Requirements ::
Go through the entries below, tally each line with the string "Configuration", and give the final number by itself.

········

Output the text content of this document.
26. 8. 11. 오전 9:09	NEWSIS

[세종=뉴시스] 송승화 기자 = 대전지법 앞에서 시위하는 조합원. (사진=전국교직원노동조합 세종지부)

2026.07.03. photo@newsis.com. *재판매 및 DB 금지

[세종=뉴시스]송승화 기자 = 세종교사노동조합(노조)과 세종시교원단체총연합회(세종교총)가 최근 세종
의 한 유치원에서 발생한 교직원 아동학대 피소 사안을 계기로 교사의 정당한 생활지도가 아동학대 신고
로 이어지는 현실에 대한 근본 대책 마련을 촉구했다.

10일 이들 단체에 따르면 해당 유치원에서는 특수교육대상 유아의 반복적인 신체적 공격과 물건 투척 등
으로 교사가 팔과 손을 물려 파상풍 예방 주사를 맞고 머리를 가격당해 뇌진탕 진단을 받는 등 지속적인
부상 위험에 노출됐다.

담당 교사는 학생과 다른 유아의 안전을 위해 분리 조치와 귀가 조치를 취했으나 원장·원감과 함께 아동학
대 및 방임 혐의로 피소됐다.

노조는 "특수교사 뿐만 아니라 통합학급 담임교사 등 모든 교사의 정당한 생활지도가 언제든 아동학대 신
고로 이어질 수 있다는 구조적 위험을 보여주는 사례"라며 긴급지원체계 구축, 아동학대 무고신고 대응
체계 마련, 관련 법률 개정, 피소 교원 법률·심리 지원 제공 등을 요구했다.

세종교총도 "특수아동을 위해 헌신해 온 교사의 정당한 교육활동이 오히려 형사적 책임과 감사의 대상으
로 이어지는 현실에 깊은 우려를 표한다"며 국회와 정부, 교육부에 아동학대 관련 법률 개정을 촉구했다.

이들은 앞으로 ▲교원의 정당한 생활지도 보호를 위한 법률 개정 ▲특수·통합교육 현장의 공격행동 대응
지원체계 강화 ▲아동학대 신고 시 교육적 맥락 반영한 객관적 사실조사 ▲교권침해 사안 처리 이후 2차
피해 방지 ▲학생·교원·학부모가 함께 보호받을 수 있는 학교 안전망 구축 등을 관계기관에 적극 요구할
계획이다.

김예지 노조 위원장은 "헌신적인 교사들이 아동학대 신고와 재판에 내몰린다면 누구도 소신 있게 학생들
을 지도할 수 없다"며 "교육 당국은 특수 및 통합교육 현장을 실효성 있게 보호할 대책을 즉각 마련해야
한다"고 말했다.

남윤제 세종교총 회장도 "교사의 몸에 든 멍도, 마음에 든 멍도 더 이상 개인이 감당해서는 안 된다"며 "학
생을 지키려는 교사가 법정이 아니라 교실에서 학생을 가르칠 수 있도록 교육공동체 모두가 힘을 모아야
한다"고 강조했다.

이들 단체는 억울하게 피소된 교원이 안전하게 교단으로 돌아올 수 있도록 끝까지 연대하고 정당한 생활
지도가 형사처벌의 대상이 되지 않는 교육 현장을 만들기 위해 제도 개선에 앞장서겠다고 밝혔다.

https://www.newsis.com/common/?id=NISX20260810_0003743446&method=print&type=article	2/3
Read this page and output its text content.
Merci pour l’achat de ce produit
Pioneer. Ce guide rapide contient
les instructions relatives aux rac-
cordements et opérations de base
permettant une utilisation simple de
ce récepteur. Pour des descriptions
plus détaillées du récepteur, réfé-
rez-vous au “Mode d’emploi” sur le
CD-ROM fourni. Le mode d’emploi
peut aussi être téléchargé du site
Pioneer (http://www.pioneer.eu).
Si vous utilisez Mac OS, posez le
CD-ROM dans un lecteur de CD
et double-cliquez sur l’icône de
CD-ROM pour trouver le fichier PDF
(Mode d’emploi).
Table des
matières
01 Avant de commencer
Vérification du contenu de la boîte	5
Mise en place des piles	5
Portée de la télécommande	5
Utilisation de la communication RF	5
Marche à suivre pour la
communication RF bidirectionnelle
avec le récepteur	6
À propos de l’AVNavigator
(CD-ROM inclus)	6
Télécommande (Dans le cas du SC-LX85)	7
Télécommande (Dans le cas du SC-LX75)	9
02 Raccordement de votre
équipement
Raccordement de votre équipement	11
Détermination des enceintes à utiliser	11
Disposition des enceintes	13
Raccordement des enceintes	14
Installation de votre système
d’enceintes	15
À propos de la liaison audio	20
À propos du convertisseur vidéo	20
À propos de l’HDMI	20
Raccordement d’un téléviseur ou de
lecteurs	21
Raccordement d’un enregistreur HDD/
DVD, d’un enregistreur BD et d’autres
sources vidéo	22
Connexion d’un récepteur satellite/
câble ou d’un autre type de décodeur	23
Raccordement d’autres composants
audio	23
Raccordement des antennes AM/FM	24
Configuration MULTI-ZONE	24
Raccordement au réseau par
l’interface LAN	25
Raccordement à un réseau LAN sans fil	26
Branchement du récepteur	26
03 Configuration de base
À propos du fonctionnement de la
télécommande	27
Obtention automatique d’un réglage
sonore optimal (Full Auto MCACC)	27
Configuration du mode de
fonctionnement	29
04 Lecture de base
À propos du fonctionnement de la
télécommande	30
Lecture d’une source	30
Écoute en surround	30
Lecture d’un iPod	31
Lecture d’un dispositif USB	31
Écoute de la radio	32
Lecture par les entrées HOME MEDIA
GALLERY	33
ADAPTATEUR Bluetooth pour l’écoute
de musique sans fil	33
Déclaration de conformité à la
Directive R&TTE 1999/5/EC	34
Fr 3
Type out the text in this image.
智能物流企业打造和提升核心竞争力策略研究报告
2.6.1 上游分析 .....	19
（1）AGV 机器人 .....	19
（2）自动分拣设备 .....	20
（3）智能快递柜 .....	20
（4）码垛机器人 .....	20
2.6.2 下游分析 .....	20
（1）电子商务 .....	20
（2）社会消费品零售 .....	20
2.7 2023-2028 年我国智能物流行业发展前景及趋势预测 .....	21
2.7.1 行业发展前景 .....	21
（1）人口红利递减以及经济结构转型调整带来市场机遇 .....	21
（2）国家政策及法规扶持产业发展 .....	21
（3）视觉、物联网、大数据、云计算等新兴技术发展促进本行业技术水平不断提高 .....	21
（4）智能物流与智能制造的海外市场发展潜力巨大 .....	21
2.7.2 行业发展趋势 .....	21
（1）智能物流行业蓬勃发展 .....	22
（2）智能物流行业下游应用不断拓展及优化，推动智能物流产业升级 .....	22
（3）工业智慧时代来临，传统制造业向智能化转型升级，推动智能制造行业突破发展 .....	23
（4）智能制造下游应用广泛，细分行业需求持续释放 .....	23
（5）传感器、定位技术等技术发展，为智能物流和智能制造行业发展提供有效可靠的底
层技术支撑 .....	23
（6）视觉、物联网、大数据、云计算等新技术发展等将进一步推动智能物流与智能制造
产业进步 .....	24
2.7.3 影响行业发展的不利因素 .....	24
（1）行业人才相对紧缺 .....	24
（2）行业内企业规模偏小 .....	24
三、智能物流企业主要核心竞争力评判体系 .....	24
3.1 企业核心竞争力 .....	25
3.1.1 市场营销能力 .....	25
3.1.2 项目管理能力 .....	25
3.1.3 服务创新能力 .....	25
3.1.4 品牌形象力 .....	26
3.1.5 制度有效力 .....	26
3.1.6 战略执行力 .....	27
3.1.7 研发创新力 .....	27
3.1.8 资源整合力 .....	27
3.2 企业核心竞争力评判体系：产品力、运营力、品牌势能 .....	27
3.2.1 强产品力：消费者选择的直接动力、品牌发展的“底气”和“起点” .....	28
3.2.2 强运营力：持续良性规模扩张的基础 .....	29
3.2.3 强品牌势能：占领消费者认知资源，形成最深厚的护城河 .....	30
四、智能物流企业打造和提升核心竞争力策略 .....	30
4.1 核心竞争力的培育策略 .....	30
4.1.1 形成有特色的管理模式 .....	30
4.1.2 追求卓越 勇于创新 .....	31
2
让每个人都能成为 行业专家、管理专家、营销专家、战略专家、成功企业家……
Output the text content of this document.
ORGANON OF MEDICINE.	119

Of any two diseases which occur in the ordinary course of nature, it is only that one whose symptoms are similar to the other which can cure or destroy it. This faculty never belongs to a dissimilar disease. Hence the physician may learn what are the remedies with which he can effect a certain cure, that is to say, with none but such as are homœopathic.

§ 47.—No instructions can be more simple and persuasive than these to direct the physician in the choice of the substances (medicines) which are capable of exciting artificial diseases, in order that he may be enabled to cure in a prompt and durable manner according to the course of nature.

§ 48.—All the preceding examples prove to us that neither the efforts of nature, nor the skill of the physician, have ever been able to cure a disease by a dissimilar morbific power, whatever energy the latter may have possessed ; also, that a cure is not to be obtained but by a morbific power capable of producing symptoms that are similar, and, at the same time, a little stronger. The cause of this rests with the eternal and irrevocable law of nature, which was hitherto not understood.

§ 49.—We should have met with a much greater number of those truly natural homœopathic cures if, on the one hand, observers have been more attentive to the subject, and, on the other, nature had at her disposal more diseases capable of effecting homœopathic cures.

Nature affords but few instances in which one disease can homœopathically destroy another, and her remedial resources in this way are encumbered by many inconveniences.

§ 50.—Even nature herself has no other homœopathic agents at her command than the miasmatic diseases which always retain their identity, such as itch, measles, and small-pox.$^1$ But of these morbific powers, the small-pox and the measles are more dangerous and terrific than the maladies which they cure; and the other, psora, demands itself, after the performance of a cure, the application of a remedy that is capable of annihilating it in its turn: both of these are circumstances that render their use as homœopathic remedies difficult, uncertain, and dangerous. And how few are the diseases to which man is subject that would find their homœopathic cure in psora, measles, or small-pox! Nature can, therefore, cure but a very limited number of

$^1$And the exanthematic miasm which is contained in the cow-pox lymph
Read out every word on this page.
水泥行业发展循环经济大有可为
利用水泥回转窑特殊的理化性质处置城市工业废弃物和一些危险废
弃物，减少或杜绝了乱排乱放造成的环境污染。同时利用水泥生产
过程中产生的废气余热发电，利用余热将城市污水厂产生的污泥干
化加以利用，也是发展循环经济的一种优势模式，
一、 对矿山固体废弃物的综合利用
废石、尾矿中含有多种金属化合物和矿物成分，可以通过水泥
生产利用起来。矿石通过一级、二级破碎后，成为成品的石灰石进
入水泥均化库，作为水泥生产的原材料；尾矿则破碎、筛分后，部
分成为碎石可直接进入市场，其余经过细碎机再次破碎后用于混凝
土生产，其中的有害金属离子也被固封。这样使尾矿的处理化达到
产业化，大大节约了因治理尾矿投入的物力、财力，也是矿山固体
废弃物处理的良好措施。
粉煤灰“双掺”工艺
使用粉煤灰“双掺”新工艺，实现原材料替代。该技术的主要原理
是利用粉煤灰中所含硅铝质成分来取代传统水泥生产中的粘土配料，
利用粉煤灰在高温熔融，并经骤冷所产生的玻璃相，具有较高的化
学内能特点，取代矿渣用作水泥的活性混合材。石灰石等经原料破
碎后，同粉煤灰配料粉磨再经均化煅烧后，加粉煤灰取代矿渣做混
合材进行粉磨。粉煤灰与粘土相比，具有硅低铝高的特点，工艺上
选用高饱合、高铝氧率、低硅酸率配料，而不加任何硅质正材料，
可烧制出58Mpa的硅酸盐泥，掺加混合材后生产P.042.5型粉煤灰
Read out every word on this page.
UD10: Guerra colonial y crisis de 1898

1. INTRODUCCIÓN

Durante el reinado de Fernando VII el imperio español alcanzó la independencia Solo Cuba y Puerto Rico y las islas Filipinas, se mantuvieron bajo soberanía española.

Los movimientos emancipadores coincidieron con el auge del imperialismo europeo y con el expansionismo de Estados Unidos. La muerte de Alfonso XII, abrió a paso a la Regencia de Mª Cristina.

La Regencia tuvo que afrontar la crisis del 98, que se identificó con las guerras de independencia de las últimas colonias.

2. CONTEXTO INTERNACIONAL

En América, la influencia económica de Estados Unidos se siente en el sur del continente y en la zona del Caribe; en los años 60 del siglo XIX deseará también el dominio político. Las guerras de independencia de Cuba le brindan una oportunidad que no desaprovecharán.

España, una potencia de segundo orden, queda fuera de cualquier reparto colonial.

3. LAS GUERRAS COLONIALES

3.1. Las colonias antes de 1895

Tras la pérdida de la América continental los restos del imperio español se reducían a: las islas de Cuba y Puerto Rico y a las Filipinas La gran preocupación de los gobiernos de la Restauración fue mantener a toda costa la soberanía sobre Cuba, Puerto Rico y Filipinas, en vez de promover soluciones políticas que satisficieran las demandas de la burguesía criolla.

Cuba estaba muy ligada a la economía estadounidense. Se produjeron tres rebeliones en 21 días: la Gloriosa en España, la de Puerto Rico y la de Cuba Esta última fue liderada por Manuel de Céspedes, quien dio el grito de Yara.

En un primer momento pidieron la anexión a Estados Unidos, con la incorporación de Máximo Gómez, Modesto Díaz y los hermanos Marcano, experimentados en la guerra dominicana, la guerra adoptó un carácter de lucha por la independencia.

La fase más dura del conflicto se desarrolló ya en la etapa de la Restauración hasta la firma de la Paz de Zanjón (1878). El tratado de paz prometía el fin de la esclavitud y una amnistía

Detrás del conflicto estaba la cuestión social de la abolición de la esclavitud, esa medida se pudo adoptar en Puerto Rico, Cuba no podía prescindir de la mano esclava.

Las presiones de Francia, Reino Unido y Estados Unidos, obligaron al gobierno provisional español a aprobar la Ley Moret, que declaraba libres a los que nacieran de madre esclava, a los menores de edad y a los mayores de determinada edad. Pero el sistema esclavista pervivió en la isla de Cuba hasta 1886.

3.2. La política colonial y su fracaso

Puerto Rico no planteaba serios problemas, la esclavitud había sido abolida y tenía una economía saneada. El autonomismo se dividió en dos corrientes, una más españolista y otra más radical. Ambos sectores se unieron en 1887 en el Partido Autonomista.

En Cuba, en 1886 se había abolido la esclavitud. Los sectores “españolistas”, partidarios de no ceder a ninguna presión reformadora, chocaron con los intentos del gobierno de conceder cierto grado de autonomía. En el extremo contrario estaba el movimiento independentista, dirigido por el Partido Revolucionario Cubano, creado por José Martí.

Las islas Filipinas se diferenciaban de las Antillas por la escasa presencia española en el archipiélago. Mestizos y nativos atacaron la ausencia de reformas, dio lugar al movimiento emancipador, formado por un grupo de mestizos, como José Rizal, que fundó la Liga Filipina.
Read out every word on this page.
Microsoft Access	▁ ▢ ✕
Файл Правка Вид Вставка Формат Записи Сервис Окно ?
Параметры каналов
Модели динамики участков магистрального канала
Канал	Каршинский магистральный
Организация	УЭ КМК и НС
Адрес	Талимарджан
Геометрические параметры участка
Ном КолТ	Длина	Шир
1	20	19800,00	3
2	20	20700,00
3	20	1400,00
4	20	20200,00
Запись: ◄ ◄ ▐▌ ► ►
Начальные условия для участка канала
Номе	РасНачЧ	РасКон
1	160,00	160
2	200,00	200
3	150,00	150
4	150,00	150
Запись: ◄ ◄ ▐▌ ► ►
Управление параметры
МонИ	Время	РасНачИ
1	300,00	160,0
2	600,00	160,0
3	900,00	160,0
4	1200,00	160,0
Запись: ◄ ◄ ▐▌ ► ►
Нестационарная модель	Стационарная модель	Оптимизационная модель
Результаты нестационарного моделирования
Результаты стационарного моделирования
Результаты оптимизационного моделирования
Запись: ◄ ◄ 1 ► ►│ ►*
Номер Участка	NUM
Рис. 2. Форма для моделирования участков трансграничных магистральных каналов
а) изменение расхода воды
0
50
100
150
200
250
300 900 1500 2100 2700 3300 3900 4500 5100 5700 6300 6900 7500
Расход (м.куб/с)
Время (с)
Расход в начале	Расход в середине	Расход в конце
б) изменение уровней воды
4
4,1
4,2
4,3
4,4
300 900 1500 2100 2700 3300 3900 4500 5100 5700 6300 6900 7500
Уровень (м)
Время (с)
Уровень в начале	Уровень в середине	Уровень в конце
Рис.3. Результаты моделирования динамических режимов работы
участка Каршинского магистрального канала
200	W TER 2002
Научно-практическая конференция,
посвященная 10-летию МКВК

········

Solution for this task ::
3